Given text
┌──
U.S. v. Sutter

Decision Date25 August 2003
Docket NumberNo. 02-50282.,02-50282.
Citation340 F.3d 1022
PartiesUNITED STATES of America, Plaintiff-Appellee, v. Jonathon Marc SUTTER, Defendant-Appellant.
CourtU.S. Court of Appeals — Ninth Circuit

Ross E. Viselman, San Diego, California, for the defendant-appellant.

Carol C. Lam, United States Attorney, Francisco J. Sanchez, Jr., Assistant United States Attorney (on the brief), Roger W. Haines, Jr., and Francisco J. Sanchez, Jr., Assistant United States Attorneys, Criminal Division, (at oral argument), San Diego, California, for the plaintiff-appellee.

Appeal from the United States District Court for the Southern District of California; Judith N. Keep, District Judge, Presiding. D.C. No. CR-01-02799-JNK.

Before: A. Wallace TASHIMA, Marsha S. BERZON, and Richard R. CLIFTON, Circuit Judges.

BERZON, Circuit Judge.

The tick-tock of the Speedy Trial Act clock is difficult to measure when the parties allow a pre-trial discovery motion to pend indefinitely in the absence of any live discovery dispute. We conclude that where a discovery motion is pending on the docket, but the district court is neither awaiting additional submissions nor has indicated that the motion requires a future hearing, the discovery motion is "under advisement" under 18 U.S.C. § 3161(h)(1)(J), and a maximum of thirty days can be excluded under that provision.

On the unique facts of this case, however, there was no Speedy Trial Act violation. We also reject Sutter's challenge of the district court's denial of his motion to suppress evidence retrieved during a border search.

I. BACKGROUND

Jonathon Marc Sutter appeals from a conditional guilty plea, challenging the district court's denial of his suppression motion, as well as from the denial of his motion to dismiss under the Speedy Trial Act.
└──
Write out the passage of the Sutter appeal decision from "CourtU.S. Court of" to "CLIFTON, Circuit Judges." word for word.

Recorded data
┌──
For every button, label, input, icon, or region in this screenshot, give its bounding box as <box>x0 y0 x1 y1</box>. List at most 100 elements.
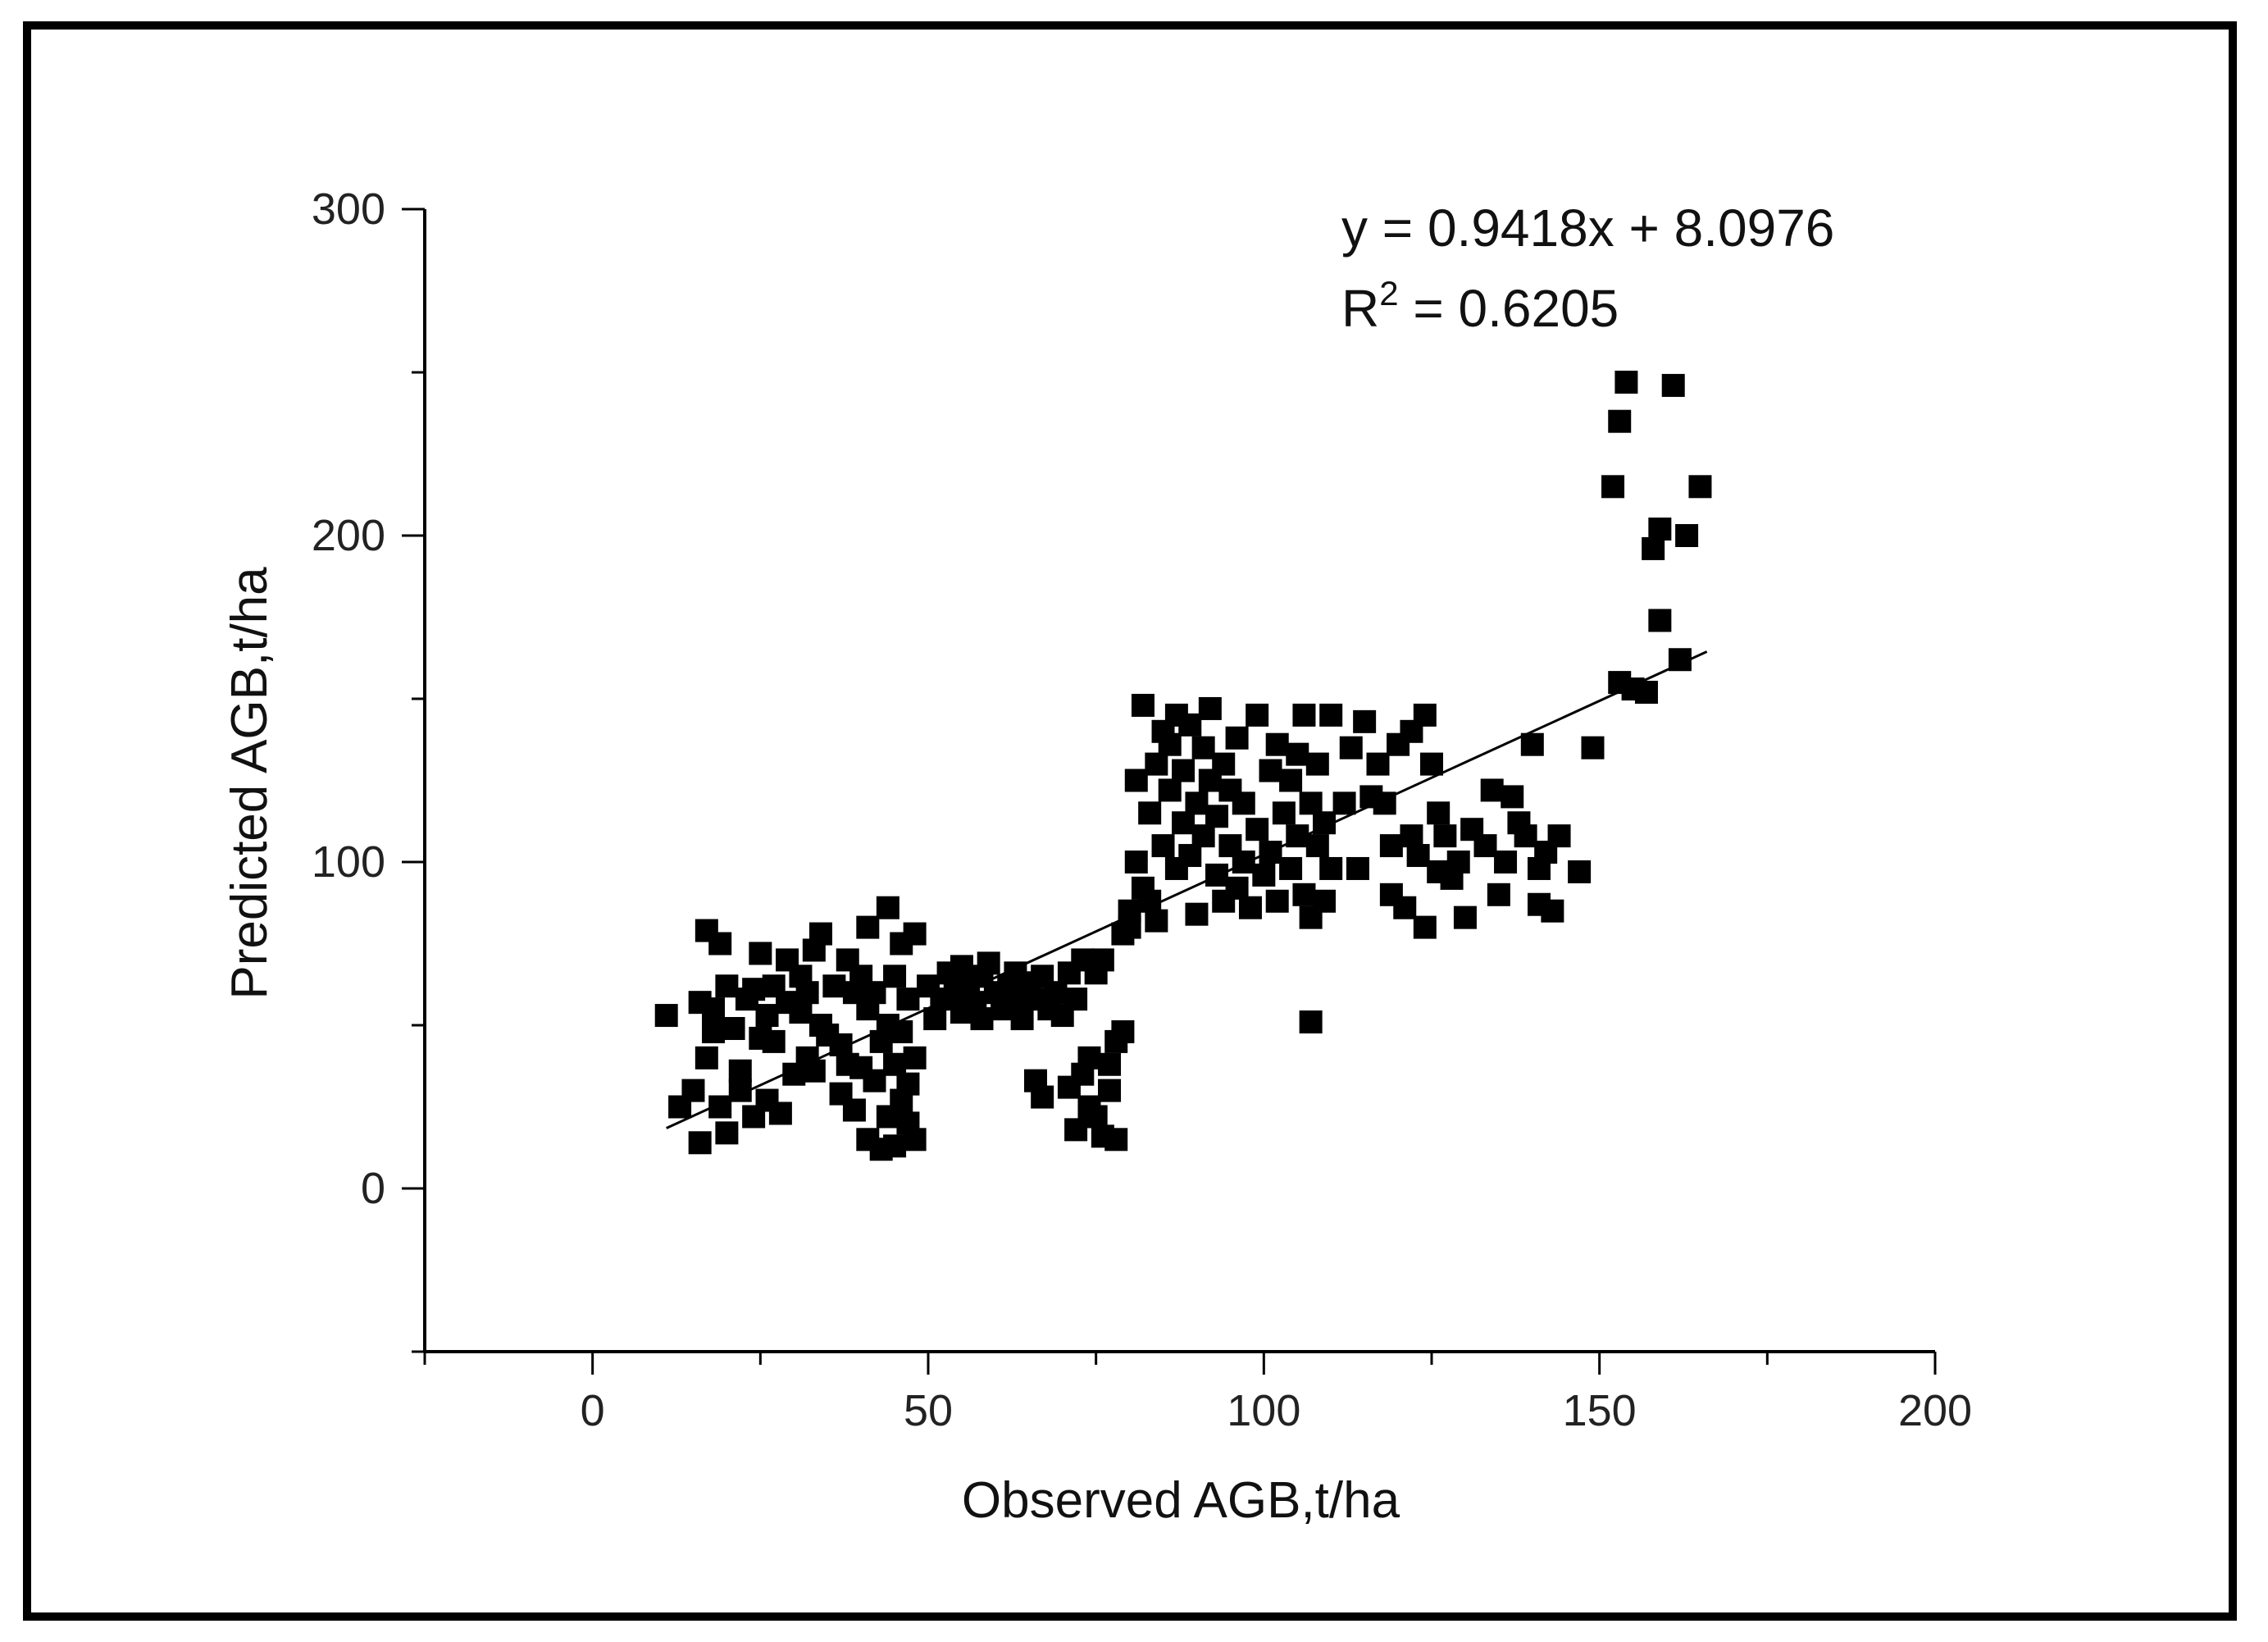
└──
Solved exercise
CourtU.S. Court of Appeals — Ninth Circuit

Ross E. Viselman, San Diego, California, for the defendant-appellant.

Carol C. Lam, United States Attorney, Francisco J. Sanchez, Jr., Assistant United States Attorney (on the brief), Roger W. Haines, Jr., and Francisco J. Sanchez, Jr., Assistant United States Attorneys, Criminal Division, (at oral argument), San Diego, California, for the plaintiff-appellee.

Appeal from the United States District Court for the Southern District of California; Judith N. Keep, District Judge, Presiding. D.C. No. CR-01-02799-JNK.

Before: A. Wallace TASHIMA, Marsha S. BERZON, and Richard R. CLIFTON, Circuit Judges.